What you are asked to do:
Go through the material and pull out every line with the string "name" in it.

Provided data:
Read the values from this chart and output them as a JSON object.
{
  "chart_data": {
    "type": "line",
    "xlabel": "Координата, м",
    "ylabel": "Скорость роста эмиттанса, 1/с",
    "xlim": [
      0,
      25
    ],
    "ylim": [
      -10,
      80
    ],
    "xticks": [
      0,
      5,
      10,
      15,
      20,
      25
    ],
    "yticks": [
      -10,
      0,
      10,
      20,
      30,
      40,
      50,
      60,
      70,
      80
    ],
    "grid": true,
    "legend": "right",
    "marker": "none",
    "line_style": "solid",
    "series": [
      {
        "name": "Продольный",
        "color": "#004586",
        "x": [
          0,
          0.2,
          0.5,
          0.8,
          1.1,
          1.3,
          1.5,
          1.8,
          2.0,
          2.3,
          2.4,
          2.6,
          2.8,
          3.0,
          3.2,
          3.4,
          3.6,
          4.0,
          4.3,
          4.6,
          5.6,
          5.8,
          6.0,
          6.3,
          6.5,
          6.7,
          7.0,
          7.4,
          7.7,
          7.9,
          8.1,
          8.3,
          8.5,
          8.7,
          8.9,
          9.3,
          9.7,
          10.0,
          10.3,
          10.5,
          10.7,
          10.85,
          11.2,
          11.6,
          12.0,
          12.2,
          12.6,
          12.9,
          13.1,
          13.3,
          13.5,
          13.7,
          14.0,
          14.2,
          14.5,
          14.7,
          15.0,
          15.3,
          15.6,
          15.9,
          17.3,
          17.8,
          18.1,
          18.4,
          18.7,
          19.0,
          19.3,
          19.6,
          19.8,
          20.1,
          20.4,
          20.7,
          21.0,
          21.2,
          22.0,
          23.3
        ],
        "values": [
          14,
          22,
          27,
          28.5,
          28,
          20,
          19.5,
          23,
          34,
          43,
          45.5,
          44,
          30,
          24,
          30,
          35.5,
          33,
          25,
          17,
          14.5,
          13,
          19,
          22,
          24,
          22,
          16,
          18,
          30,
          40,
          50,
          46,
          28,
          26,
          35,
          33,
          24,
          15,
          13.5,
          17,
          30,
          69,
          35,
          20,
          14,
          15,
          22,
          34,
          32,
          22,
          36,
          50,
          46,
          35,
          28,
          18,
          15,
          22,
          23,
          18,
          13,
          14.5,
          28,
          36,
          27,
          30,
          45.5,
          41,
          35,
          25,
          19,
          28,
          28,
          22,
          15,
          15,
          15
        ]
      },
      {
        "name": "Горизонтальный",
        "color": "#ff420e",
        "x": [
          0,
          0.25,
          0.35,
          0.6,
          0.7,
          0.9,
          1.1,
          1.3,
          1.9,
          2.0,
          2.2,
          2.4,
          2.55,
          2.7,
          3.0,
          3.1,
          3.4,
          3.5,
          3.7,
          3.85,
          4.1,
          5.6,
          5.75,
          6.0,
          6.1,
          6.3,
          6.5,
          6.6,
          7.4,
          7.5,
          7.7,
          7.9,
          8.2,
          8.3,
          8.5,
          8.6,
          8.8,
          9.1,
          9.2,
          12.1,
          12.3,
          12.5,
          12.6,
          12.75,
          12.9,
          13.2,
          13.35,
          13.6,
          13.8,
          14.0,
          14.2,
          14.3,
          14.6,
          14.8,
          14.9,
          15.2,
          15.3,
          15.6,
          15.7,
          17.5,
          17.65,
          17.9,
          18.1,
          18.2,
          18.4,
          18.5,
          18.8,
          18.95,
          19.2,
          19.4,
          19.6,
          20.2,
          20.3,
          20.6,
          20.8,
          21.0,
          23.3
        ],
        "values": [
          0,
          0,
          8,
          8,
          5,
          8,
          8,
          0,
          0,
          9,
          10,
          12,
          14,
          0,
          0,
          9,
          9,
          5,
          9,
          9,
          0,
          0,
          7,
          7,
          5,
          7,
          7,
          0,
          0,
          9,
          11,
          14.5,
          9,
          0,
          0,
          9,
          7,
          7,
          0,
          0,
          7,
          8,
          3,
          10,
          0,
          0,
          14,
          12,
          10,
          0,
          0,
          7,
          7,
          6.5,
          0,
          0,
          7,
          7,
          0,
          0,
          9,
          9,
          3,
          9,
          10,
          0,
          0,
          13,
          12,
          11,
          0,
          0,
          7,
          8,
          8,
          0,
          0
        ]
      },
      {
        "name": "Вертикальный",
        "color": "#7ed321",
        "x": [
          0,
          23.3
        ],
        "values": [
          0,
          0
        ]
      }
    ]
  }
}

Result:
        "name": "Продольный",
        "name": "Горизонтальный",
        "name": "Вертикальный",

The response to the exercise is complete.